● WHAT NEEDS TO BE DONE: Recast the data below, from the line containing "List each element" through the line containing "interpolated-point — [698, 255, 700, 257]", as a numbered list without blank lines. Leave the pictures out.

● SUPPLIED MATERIAL:

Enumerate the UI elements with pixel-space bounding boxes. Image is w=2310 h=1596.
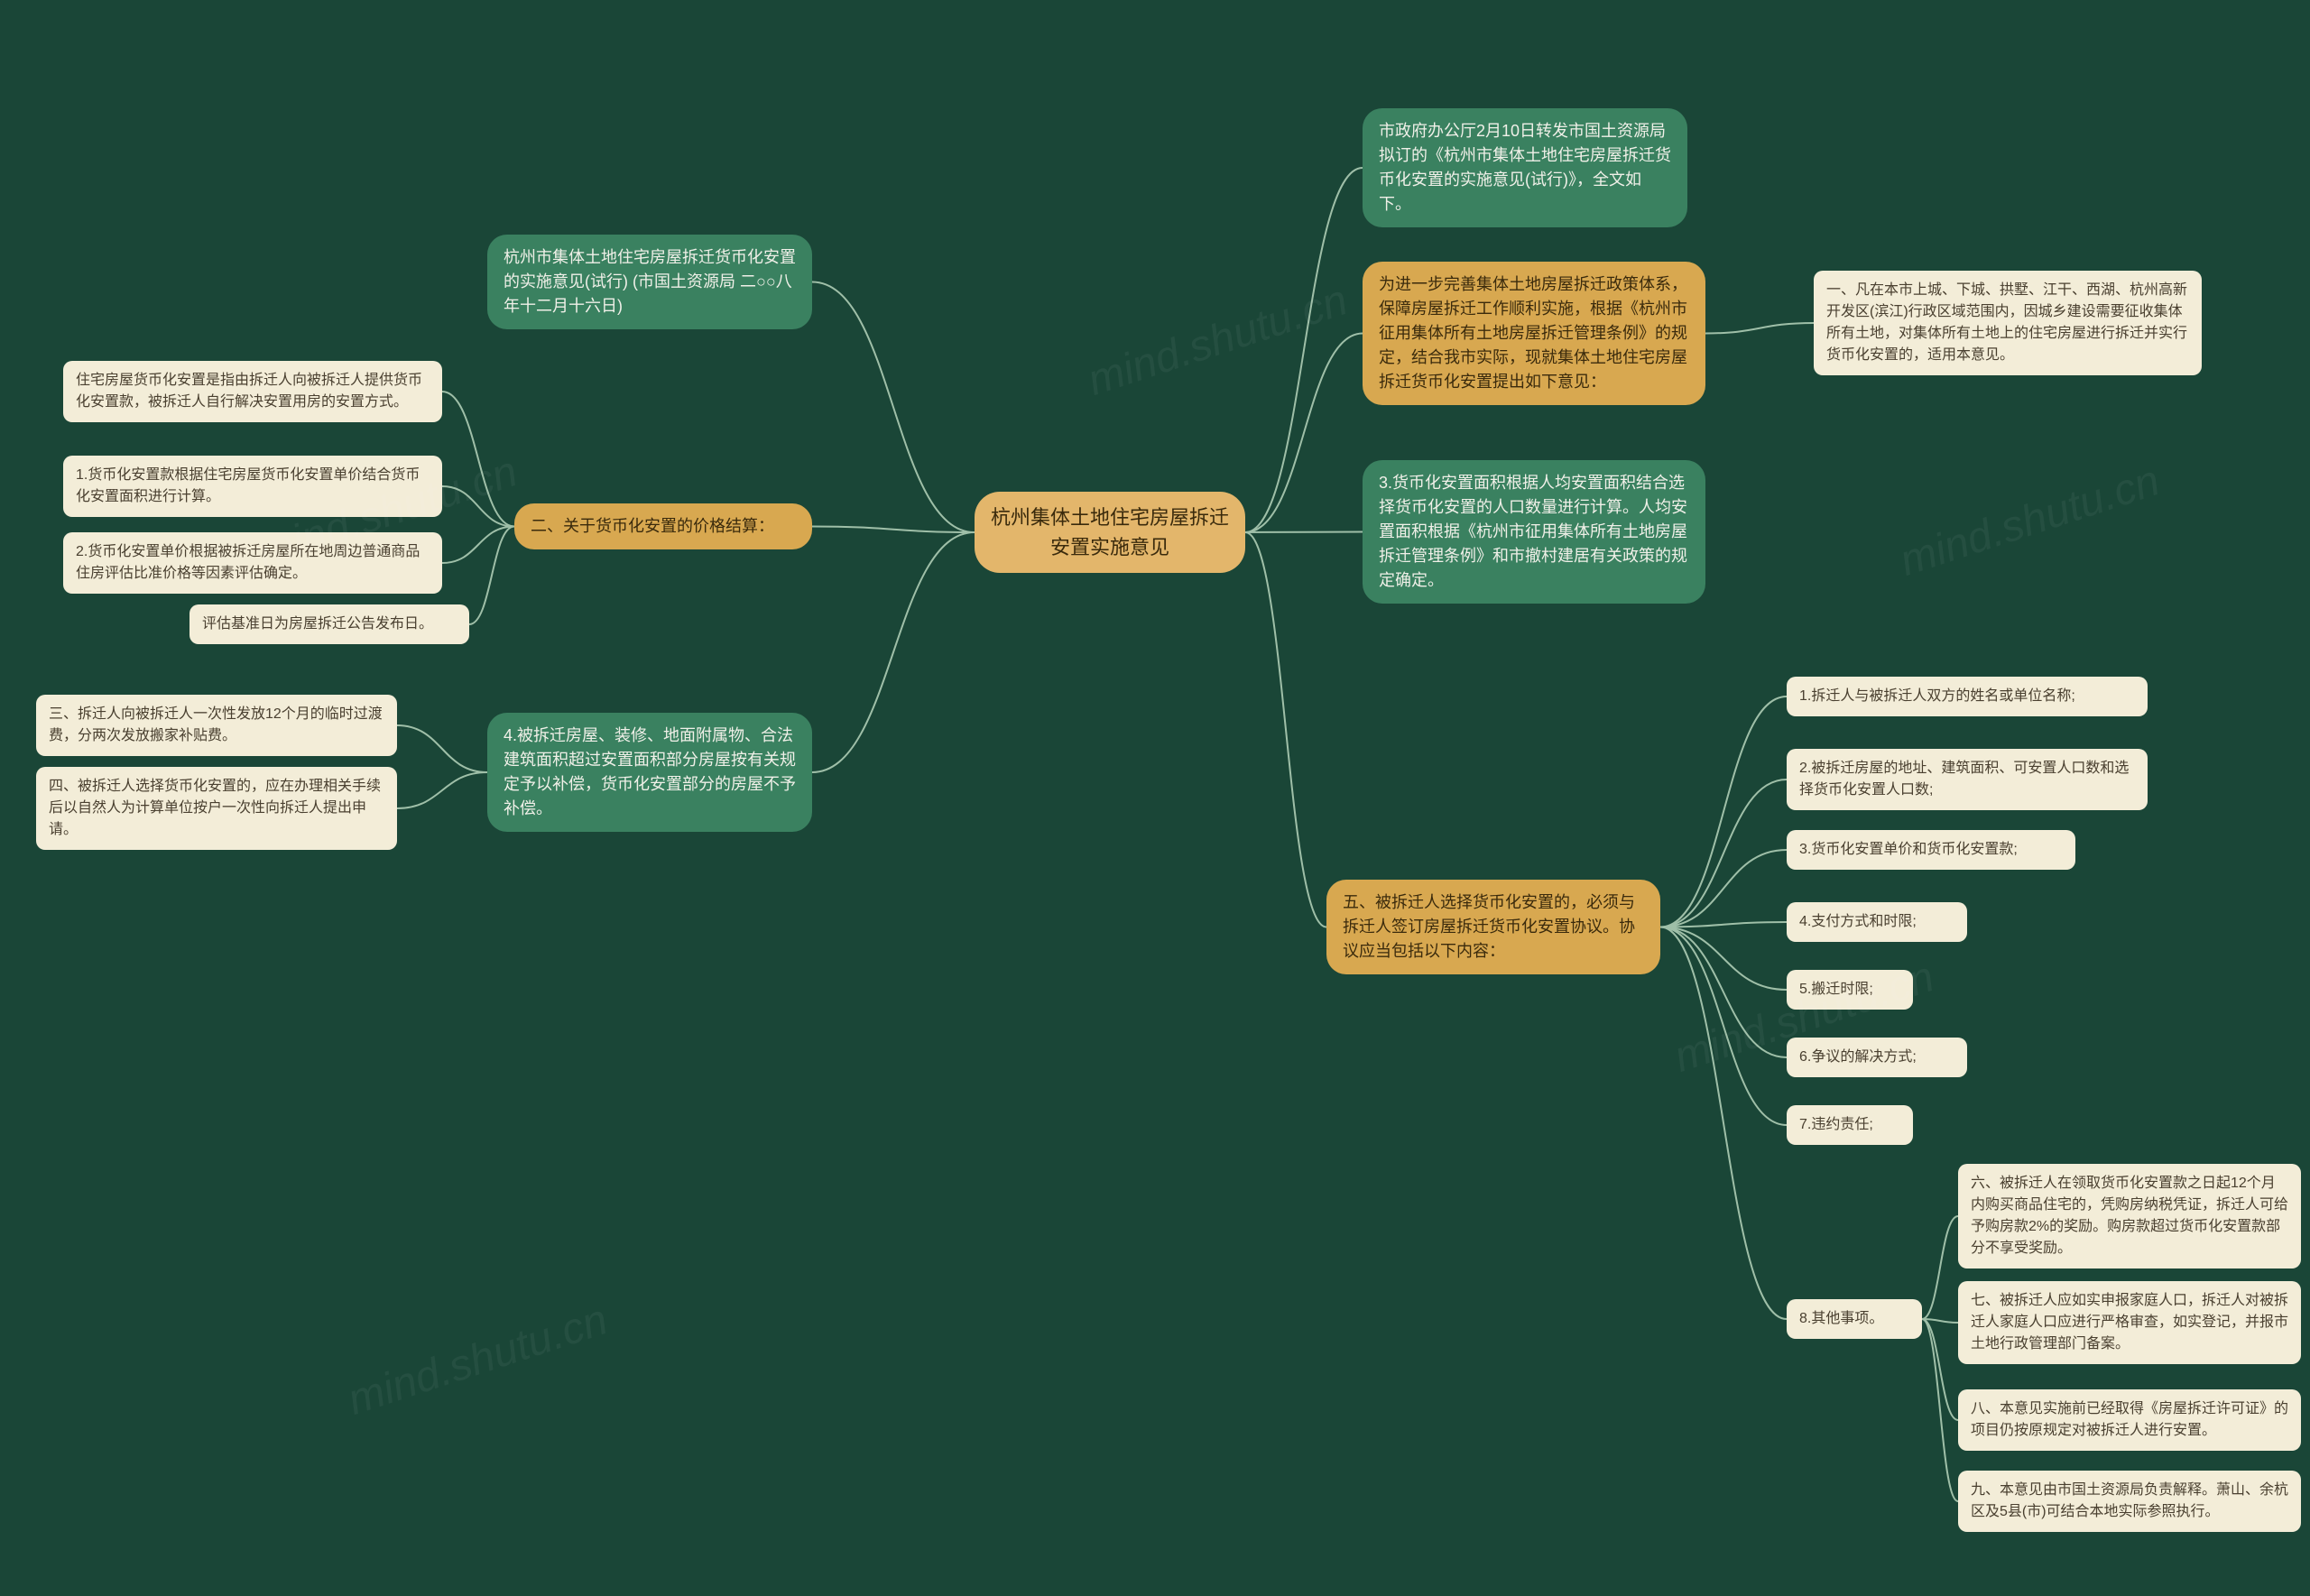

==

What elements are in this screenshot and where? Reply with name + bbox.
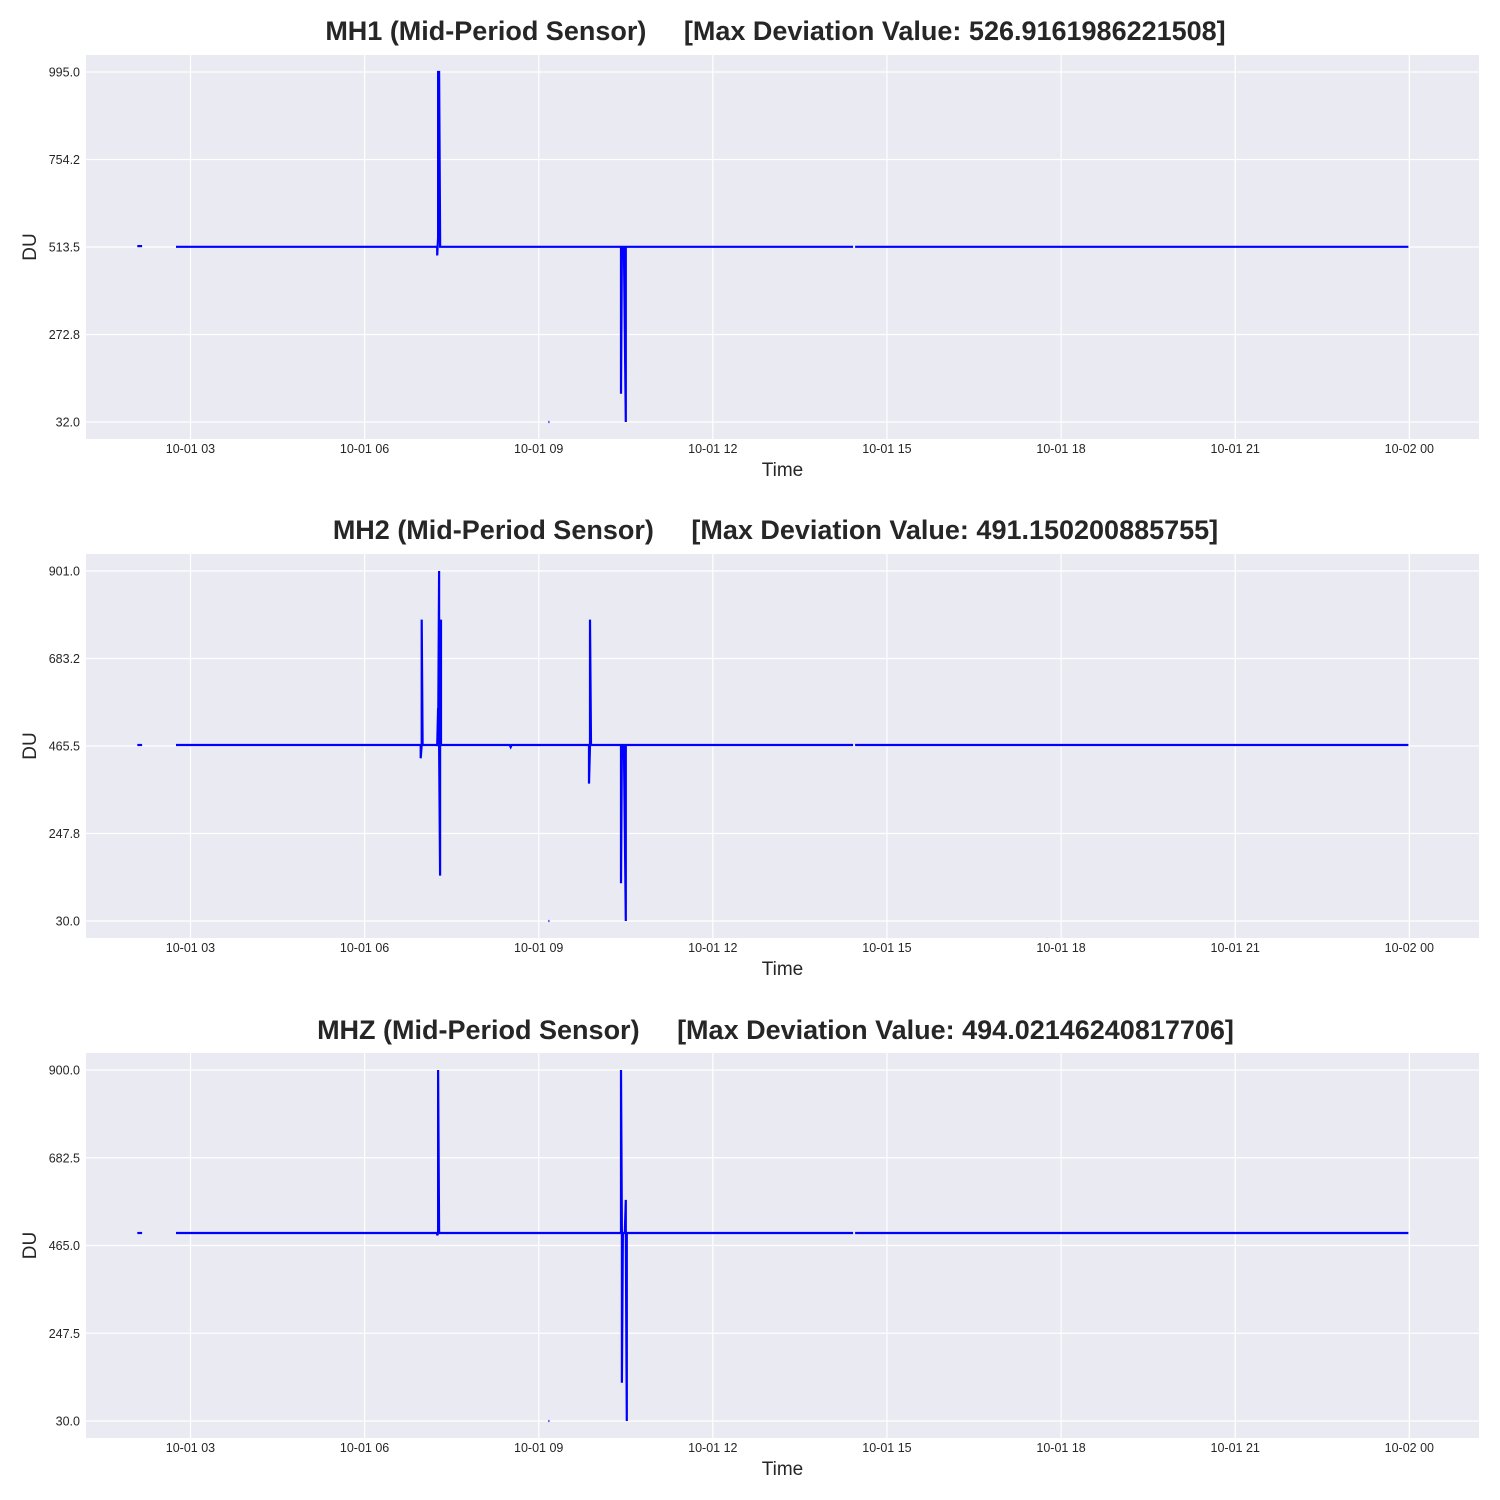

---

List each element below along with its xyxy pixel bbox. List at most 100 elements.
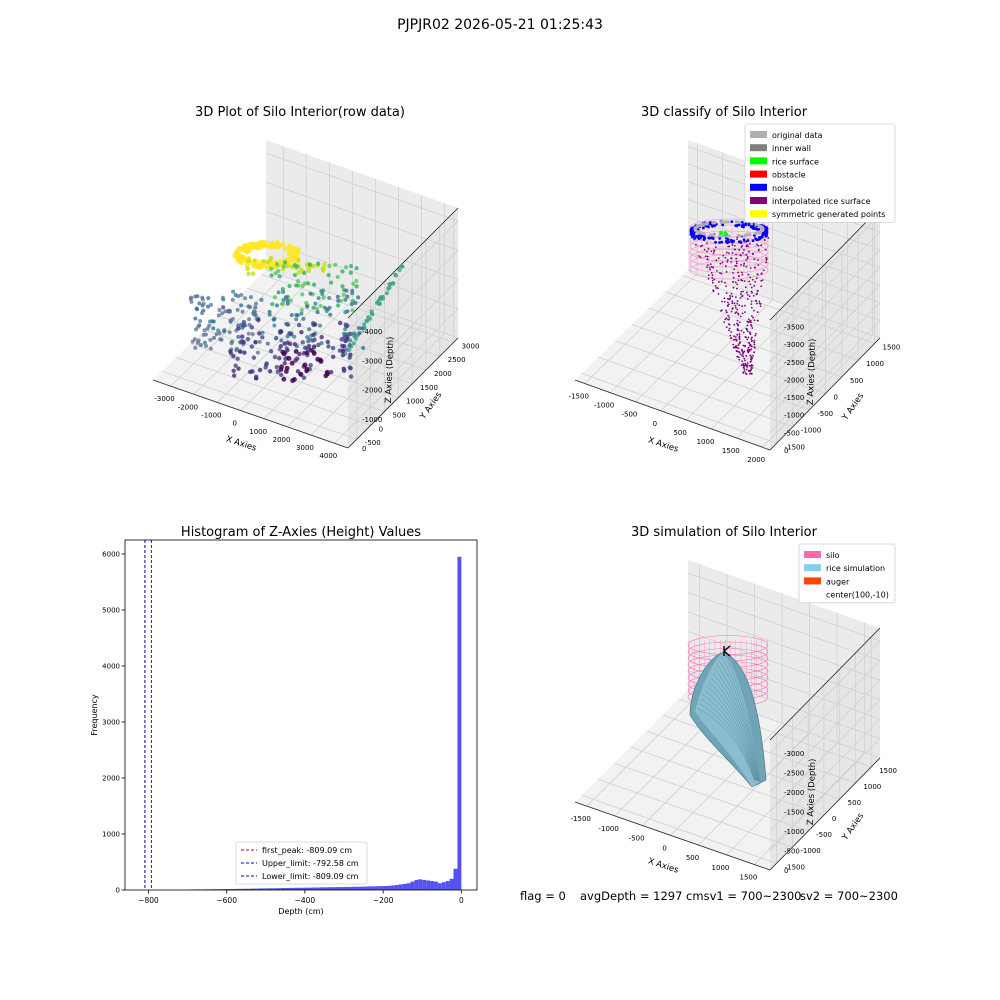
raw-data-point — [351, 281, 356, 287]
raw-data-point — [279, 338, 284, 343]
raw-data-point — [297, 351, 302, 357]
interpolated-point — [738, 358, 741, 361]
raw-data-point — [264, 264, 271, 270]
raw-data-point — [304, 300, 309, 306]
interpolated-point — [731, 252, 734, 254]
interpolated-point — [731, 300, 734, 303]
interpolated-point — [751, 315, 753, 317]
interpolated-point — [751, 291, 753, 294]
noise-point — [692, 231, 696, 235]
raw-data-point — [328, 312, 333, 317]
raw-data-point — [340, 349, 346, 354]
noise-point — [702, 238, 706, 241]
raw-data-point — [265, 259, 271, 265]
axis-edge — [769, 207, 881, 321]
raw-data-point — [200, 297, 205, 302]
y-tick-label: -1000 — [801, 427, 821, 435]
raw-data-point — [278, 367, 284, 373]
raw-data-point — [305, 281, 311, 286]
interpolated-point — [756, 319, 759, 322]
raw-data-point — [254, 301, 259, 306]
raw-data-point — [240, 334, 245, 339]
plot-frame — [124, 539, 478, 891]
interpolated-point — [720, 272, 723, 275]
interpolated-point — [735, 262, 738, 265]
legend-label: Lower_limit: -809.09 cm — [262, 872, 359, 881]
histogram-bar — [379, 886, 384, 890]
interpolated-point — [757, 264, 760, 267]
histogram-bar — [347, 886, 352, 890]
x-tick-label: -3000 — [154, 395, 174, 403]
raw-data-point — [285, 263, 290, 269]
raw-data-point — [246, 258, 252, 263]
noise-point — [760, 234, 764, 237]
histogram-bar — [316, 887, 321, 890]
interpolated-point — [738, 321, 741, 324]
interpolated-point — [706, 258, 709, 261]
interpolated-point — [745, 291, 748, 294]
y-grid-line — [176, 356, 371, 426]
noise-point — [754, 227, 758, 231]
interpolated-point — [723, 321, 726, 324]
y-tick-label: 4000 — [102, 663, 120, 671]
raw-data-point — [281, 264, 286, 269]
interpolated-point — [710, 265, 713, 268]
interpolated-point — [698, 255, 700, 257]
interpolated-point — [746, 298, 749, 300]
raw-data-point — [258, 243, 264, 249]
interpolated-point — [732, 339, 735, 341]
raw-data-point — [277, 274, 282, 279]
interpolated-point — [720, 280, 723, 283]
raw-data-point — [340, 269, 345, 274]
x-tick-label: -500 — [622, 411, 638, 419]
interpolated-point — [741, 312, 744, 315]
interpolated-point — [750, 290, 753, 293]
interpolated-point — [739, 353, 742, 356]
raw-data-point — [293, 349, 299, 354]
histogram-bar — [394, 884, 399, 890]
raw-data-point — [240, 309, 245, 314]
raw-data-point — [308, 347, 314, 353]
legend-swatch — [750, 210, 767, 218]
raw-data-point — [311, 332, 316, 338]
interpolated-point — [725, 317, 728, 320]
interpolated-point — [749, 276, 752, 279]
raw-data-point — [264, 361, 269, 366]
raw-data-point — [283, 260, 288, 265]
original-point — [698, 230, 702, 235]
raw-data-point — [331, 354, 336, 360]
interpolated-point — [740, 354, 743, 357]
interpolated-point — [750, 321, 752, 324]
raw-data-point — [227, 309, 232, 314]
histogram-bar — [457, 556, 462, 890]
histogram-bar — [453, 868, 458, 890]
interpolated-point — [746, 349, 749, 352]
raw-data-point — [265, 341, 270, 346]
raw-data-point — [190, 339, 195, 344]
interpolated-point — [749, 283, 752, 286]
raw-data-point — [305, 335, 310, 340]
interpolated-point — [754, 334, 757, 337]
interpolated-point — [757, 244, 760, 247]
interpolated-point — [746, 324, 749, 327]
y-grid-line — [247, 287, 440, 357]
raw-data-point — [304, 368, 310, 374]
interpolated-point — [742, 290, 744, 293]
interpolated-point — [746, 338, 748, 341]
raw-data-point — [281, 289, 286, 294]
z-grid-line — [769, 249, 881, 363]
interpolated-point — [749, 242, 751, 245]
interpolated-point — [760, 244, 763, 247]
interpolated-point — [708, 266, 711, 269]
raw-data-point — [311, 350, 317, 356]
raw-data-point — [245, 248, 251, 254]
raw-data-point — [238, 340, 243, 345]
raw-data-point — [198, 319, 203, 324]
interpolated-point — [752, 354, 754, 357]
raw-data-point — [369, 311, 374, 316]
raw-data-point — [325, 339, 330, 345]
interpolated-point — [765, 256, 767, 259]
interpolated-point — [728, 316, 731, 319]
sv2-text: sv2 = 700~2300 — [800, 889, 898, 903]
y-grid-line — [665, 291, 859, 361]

● ANSWER TO THE TASK:
1. List each element below along with its xyxy pixel bbox. List at most 100 elements.
2. raw-data-point — [351, 281, 356, 287]
3. raw-data-point — [279, 338, 284, 343]
4. raw-data-point — [297, 351, 302, 357]
5. interpolated-point — [738, 358, 741, 361]
6. raw-data-point — [264, 264, 271, 270]
7. raw-data-point — [304, 300, 309, 306]
8. interpolated-point — [731, 252, 734, 254]
9. interpolated-point — [731, 300, 734, 303]
10. interpolated-point — [751, 315, 753, 317]
11. interpolated-point — [751, 291, 753, 294]
12. noise-point — [692, 231, 696, 235]
13. raw-data-point — [328, 312, 333, 317]
14. raw-data-point — [340, 349, 346, 354]
15. noise-point — [702, 238, 706, 241]
16. raw-data-point — [265, 259, 271, 265]
17. axis-edge — [769, 207, 881, 321]
18. raw-data-point — [200, 297, 205, 302]
19. y-tick-label: -1000 — [801, 427, 821, 435]
20. raw-data-point — [278, 367, 284, 373]
21. raw-data-point — [305, 281, 311, 286]
22. interpolated-point — [756, 319, 759, 322]
23. raw-data-point — [254, 301, 259, 306]
24. raw-data-point — [240, 334, 245, 339]
25. plot-frame — [124, 539, 478, 891]
26. interpolated-point — [720, 272, 723, 275]
27. interpolated-point — [735, 262, 738, 265]
28. legend-label: Lower_limit: -809.09 cm — [262, 872, 359, 881]
29. histogram-bar — [379, 886, 384, 890]
30. interpolated-point — [757, 264, 760, 267]
31. histogram-bar — [347, 886, 352, 890]
32. x-tick-label: -3000 — [154, 395, 174, 403]
33. raw-data-point — [285, 263, 290, 269]
34. raw-data-point — [246, 258, 252, 263]
35. noise-point — [760, 234, 764, 237]
36. histogram-bar — [316, 887, 321, 890]
37. interpolated-point — [738, 321, 741, 324]
38. interpolated-point — [706, 258, 709, 261]
39. interpolated-point — [745, 291, 748, 294]
40. y-grid-line — [176, 356, 371, 426]
41. noise-point — [754, 227, 758, 231]
42. interpolated-point — [723, 321, 726, 324]
43. y-tick-label: 4000 — [102, 663, 120, 671]
44. raw-data-point — [281, 264, 286, 269]
45. interpolated-point — [710, 265, 713, 268]
46. interpolated-point — [698, 255, 700, 257]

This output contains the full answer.